TASK REQUIREMENTS
Continue the passage on Riot's developer resources from its final sentence.

DOCUMENT

* start *

A Primer on Riot's Developer Resources

Some quick background is necessary before diving in to this week's controversy. Riot provides powerful developer resources for most of their games, including Legends of Runeterra. These are intended to allow 3rd parties to design features for enhancing players' experiences like plugins that tell you when the next dragon will be up in League of Legends or what your current chances of rolling a particular unit in Teamfight Tactics are. For LoR, Riot provides a few things:

  • A database for all the released cards and their associated artwork.
  • A C# library for converting deck lists to deck codes or vice versa.
  • An API for live information queries like masters rankings, win/loss data for a particular game, and deck codes for particular players.

Many of the services you use on Out of Cards benefit from these resources, and it cannot be understated how great it is to have them available and well-documented. Our card database is resynchronized with theirs, the card art you see on our webpages is uploaded from their database, and we use their library to make sure players can both create new decks from a deck code and import decks from Out of Cards into their local clients. We even have an internal staff-only resource that polls top players' recent history to help us research and create articles like this week's "13 of the Best Performing Ranked Decks in Legend of Runeterra". Why is this resource staff-only and not public, you ask? Well, we want to ensure that none of our queries are used in a manner that is inconsistent with Riot's terms of use. You see, you need to agree to Riot's policies before they will grant you permission to make API queries, and they are very particular about how the information from these queries should be used (emphasis ours).

* end *

SUPPLIED ENTRIES
* start *

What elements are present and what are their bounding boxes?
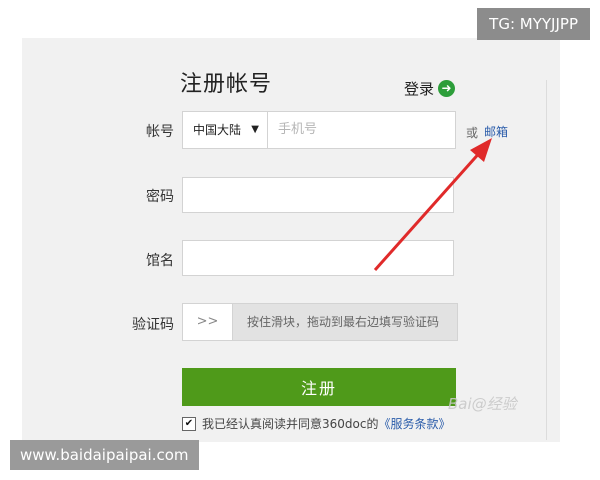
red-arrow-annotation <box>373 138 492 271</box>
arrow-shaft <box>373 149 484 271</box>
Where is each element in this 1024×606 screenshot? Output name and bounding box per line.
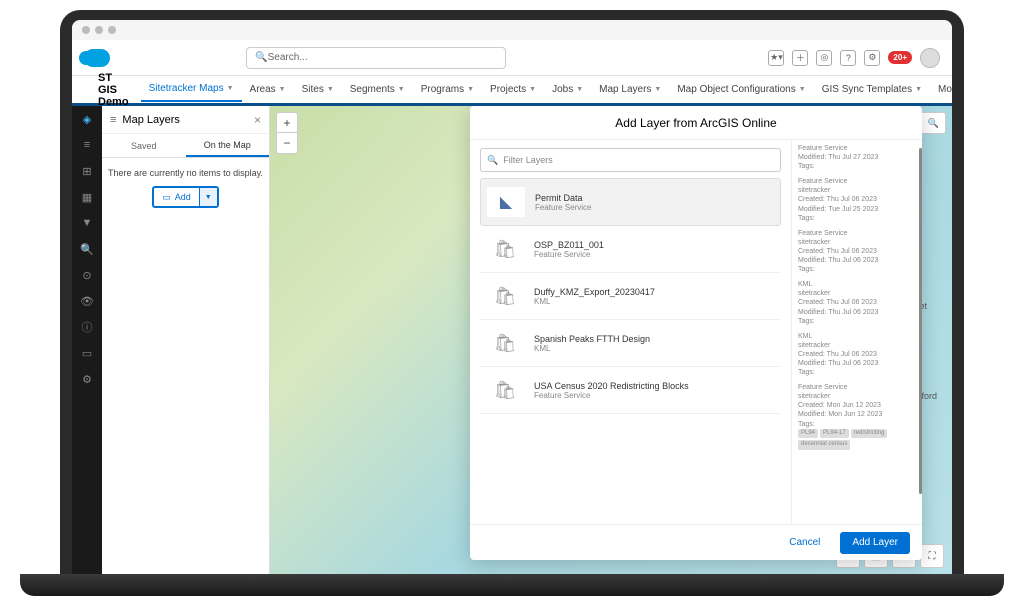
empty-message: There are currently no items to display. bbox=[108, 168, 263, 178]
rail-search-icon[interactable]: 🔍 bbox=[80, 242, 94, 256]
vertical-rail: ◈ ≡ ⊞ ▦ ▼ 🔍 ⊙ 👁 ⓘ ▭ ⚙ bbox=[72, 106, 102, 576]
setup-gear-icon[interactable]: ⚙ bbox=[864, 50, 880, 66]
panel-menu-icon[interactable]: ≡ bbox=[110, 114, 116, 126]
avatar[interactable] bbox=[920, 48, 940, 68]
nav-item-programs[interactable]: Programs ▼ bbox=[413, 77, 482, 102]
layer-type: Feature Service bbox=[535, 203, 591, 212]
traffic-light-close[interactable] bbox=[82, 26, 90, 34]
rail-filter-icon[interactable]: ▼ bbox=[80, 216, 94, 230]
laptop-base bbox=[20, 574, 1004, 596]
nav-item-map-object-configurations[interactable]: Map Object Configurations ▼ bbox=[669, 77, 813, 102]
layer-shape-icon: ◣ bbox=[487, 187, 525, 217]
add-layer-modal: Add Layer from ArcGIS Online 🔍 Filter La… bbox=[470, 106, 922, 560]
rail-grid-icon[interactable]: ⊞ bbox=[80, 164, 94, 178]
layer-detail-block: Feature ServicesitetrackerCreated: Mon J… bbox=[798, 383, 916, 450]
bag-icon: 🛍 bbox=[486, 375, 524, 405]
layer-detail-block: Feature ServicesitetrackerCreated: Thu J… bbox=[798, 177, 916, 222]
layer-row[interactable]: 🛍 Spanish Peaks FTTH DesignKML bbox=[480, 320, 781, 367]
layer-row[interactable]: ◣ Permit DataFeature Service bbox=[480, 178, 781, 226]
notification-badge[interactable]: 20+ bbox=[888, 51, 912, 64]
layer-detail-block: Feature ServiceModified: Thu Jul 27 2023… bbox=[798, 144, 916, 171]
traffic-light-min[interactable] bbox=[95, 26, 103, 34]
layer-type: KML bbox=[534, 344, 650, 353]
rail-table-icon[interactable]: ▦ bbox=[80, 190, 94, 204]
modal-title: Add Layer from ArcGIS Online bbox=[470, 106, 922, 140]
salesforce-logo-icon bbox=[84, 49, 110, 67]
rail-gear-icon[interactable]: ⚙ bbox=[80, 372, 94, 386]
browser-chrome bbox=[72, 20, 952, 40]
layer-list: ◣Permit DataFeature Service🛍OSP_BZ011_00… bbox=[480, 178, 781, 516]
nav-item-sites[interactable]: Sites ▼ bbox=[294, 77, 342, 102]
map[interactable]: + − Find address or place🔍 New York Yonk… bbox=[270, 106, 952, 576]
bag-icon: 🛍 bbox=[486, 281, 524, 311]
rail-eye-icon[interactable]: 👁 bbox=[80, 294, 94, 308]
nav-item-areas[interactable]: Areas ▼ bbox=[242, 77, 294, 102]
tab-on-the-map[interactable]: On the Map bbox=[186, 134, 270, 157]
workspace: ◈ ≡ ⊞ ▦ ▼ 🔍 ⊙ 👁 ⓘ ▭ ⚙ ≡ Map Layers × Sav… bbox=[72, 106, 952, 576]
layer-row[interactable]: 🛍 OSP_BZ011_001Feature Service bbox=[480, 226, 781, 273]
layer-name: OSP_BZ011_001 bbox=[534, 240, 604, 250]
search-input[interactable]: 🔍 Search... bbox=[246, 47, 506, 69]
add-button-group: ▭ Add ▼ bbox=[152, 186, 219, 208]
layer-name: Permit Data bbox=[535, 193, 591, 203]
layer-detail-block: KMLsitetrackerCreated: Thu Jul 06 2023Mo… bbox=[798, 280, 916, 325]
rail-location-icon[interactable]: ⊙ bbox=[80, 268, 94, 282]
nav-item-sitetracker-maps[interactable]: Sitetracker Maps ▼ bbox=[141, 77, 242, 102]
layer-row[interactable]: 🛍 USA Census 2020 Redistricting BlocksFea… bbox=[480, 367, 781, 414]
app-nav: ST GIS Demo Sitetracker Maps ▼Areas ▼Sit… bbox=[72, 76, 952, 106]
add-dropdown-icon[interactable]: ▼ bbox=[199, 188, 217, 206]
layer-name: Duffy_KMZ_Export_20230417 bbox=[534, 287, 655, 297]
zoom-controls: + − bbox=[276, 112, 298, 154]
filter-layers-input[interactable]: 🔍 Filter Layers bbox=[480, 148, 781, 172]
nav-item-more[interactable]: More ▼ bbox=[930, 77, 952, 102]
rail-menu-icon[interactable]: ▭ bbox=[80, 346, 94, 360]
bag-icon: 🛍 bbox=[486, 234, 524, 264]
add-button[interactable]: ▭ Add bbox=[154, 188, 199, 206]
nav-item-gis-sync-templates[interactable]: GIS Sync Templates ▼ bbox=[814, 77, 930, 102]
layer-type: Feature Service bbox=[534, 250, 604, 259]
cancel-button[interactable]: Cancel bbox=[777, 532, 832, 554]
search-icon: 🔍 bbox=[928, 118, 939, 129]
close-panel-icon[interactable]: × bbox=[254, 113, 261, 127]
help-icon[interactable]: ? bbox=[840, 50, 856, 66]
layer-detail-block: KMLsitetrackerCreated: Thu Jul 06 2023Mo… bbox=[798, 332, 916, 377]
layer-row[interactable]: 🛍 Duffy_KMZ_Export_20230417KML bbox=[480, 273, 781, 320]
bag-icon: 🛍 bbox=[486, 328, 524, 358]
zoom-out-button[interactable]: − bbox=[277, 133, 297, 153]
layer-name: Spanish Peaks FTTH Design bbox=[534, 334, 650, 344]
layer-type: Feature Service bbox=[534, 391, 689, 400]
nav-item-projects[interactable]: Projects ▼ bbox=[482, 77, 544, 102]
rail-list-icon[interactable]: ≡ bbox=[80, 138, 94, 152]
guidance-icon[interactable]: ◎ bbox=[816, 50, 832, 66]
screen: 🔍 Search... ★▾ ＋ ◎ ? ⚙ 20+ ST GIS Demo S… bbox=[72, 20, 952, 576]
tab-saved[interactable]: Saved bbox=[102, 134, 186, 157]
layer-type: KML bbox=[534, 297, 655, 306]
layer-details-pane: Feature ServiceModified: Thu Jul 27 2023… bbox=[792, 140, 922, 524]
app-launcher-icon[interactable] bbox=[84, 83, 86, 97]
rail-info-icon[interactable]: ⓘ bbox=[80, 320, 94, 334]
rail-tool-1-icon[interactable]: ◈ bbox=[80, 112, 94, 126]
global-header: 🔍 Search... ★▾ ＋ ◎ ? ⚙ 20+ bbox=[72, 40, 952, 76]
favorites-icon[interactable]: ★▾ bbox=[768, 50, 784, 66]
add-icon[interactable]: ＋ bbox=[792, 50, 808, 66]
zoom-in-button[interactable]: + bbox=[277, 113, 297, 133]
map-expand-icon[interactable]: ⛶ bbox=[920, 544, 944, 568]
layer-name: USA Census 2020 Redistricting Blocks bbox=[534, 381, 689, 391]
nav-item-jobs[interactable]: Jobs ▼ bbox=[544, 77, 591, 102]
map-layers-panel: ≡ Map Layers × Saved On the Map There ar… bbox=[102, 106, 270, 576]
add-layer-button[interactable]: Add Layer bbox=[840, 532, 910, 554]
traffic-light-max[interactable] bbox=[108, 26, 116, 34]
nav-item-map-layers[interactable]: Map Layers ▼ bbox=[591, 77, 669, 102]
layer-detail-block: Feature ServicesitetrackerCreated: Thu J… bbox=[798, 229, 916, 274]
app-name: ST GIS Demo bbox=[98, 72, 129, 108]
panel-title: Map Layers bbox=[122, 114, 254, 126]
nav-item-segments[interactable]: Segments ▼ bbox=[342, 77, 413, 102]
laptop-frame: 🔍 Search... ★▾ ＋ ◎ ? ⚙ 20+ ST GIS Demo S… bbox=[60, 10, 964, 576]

* end *
* start *

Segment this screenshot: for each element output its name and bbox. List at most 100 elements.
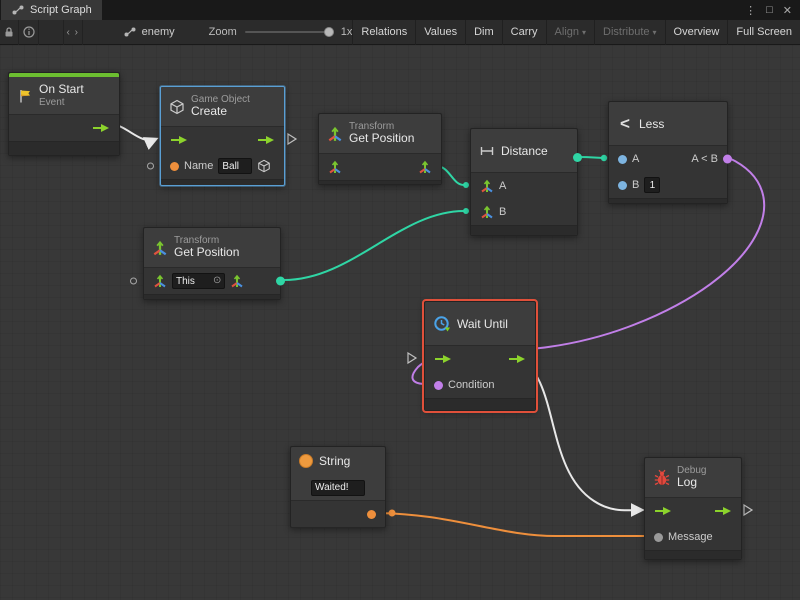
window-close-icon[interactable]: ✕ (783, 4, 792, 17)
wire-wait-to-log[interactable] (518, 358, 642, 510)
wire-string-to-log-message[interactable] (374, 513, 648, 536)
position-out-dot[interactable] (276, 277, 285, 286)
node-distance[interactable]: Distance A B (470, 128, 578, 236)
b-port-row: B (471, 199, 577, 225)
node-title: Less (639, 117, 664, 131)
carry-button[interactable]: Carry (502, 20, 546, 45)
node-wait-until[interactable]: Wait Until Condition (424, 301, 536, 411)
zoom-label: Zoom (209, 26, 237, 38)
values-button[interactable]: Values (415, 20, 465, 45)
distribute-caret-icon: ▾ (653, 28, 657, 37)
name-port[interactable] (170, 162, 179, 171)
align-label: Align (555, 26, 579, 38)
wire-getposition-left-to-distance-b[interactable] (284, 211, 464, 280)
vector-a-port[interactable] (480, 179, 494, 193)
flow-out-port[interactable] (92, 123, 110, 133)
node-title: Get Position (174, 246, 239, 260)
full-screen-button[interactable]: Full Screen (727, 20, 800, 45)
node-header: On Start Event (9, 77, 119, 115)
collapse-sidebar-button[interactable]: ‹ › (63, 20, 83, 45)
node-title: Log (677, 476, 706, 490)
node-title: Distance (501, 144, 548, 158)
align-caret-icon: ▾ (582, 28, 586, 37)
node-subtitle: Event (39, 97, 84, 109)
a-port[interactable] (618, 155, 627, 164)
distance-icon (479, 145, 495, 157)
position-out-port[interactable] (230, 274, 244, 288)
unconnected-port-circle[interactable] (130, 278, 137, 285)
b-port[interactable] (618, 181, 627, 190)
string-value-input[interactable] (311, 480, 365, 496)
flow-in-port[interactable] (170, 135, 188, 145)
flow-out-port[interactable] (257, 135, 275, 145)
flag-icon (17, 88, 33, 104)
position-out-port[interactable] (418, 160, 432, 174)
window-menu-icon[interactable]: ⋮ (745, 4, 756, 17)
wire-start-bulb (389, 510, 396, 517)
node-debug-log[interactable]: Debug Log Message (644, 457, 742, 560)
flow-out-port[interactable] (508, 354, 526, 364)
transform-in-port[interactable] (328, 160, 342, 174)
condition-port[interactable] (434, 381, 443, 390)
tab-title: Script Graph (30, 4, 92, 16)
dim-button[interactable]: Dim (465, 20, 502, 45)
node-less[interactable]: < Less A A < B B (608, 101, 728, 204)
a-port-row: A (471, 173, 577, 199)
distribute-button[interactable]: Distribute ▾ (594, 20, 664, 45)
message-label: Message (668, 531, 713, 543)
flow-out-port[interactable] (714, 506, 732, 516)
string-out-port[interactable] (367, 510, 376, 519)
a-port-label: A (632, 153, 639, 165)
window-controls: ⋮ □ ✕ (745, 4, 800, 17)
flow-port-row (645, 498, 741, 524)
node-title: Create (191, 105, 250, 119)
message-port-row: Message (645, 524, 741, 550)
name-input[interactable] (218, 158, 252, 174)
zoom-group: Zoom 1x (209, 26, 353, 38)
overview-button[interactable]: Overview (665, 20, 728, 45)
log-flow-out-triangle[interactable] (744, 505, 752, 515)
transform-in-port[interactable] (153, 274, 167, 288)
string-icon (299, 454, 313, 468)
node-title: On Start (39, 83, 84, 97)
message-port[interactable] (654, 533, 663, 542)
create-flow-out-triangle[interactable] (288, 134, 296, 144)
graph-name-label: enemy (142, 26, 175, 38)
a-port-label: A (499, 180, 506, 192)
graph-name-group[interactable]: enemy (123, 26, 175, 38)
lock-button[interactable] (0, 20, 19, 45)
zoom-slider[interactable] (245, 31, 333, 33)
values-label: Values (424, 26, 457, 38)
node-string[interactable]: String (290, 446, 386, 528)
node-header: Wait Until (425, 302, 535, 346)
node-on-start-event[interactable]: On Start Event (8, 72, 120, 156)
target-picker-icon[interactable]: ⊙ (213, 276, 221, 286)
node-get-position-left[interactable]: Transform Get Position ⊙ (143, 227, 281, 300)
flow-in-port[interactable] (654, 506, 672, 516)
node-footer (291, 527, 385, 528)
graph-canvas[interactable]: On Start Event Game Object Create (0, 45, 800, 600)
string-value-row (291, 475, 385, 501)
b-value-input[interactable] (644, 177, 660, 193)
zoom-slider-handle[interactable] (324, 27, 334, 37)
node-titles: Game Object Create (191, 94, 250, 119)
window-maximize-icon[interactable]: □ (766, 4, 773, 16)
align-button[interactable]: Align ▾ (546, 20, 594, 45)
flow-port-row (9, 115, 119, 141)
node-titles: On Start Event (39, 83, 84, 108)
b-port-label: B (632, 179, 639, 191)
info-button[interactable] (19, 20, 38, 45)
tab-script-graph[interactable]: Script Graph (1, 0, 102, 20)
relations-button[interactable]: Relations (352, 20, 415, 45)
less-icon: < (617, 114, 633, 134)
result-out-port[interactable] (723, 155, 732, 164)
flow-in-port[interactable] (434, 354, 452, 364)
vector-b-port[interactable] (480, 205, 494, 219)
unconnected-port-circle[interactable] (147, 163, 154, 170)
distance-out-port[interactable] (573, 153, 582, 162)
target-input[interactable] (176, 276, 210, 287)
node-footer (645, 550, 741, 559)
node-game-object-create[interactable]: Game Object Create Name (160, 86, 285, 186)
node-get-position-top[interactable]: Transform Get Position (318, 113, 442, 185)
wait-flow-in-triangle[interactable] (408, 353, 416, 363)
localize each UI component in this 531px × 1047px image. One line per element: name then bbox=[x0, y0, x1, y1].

* end *

RESPONSE TO THIS TASK
Quote From Riot Policies (General)

Game Integrity

  • Products cannot alter the goal of the game (i.e. Destroy the Nexus)
  • Products cannot create an unfair advantage for players, like a cheating program or giving some players an advantage that others would not otherwise have
  • Products should increase, and not decrease the diversity of game decisions (builds, compositions, characters, decks)
  • Products should not remove game decisions, but may highlight decisions that are important and give multiple choices to help players make good decisions
  • Products cannot create alternatives for official skill ranking systems such as the ranked ladder. Prohibited alternatives include MMR or ELO calculators

Since it's ambiguous what exactly "unfair advantage" means relative to LoR, David 'Tuxedo' Chow, Senior Developer Relations, elaborated in a blog post the same day they made the match history API publicly available (emphasis again ours).

Quote From David 'Tuxedo' Chow

Creating an uneven playing field

In Legends of Runeterra this is a little different than in our other games and with that in mind there’s one area in particular we’d like to focus on; scouting. Scouting in a game like Legends of Runeterra creates a strong advantage for a player. It’s important that both players play the game on a level playing field and while tips on how to play against a deck archetype is okay, providing privileged information about a player by sifting through their match history isn’t.


So What Happened?

As you probably guessed, one developer ran afoul of Riot's intended usage. Specifically: in addition to providing leaderboards, meta lists, and personal win/loss rates, the website runeterra.ar added a feature where they would query your current opponent's deck code and then show you the corresponding deck list on their webpage. No more guessing whether or not your opponent ran cards like Atrocity or The Ruination: you could see exactly how many copies were in their deck and adjust your game plan accordingly.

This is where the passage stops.